▸ TASK GOAL: Your job is to restate each entry word for word.

▸ PROVIDED DATA:
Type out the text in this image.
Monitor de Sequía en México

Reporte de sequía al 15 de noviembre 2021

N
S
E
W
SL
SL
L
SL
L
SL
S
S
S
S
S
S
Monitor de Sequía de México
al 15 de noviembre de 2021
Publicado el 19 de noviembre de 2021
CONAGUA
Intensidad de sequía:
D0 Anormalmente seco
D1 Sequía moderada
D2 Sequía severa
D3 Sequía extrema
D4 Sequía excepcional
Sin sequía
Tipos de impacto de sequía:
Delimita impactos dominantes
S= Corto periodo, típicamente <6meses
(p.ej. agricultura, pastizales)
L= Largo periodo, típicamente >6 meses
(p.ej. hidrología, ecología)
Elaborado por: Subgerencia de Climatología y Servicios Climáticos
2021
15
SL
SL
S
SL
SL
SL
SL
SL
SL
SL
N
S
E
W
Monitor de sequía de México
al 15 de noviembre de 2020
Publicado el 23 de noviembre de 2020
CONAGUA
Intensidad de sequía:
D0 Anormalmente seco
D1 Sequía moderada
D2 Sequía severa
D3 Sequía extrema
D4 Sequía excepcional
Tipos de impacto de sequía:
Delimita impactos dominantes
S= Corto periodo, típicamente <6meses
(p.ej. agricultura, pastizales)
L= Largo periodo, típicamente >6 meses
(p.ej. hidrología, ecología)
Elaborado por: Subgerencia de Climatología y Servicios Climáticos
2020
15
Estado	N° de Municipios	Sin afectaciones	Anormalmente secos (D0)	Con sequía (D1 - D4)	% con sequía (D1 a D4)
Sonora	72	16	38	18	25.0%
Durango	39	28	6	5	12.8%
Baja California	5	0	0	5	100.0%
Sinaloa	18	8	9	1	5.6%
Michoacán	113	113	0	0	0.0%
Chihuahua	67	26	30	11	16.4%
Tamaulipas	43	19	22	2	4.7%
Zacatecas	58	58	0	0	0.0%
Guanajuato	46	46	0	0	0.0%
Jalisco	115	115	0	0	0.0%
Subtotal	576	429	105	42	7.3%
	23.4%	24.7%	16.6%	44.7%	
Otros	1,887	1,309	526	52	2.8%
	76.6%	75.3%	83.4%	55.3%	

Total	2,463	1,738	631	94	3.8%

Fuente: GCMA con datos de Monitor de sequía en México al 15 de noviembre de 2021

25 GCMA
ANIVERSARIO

▸ THE ANSWER:
Type out the text in this image.
Monitor de Sequía en México

Reporte de sequía al 15 de noviembre 2021

N
S
E
W
SL
SL
L
SL
L
SL
S
S
S
S
S
S
Monitor de Sequía de México
al 15 de noviembre de 2021
Publicado el 19 de noviembre de 2021
CONAGUA
Intensidad de sequía:
D0 Anormalmente seco
D1 Sequía moderada
D2 Sequía severa
D3 Sequía extrema
D4 Sequía excepcional
Sin sequía
Tipos de impacto de sequía:
Delimita impactos dominantes
S= Corto periodo, típicamente <6meses
(p.ej. agricultura, pastizales)
L= Largo periodo, típicamente >6 meses
(p.ej. hidrología, ecología)
Elaborado por: Subgerencia de Climatología y Servicios Climáticos
2021
15
SL
SL
S
SL
SL
SL
SL
SL
SL
SL
N
S
E
W
Monitor de sequía de México
al 15 de noviembre de 2020
Publicado el 23 de noviembre de 2020
CONAGUA
Intensidad de sequía:
D0 Anormalmente seco
D1 Sequía moderada
D2 Sequía severa
D3 Sequía extrema
D4 Sequía excepcional
Tipos de impacto de sequía:
Delimita impactos dominantes
S= Corto periodo, típicamente <6meses
(p.ej. agricultura, pastizales)
L= Largo periodo, típicamente >6 meses
(p.ej. hidrología, ecología)
Elaborado por: Subgerencia de Climatología y Servicios Climáticos
2020
15
Estado	N° de Municipios	Sin afectaciones	Anormalmente secos (D0)	Con sequía (D1 - D4)	% con sequía (D1 a D4)
Sonora	72	16	38	18	25.0%
Durango	39	28	6	5	12.8%
Baja California	5	0	0	5	100.0%
Sinaloa	18	8	9	1	5.6%
Michoacán	113	113	0	0	0.0%
Chihuahua	67	26	30	11	16.4%
Tamaulipas	43	19	22	2	4.7%
Zacatecas	58	58	0	0	0.0%
Guanajuato	46	46	0	0	0.0%
Jalisco	115	115	0	0	0.0%
Subtotal	576	429	105	42	7.3%
	23.4%	24.7%	16.6%	44.7%	
Otros	1,887	1,309	526	52	2.8%
	76.6%	75.3%	83.4%	55.3%	

Total	2,463	1,738	631	94	3.8%

Fuente: GCMA con datos de Monitor de sequía en México al 15 de noviembre de 2021

25 GCMA
ANIVERSARIO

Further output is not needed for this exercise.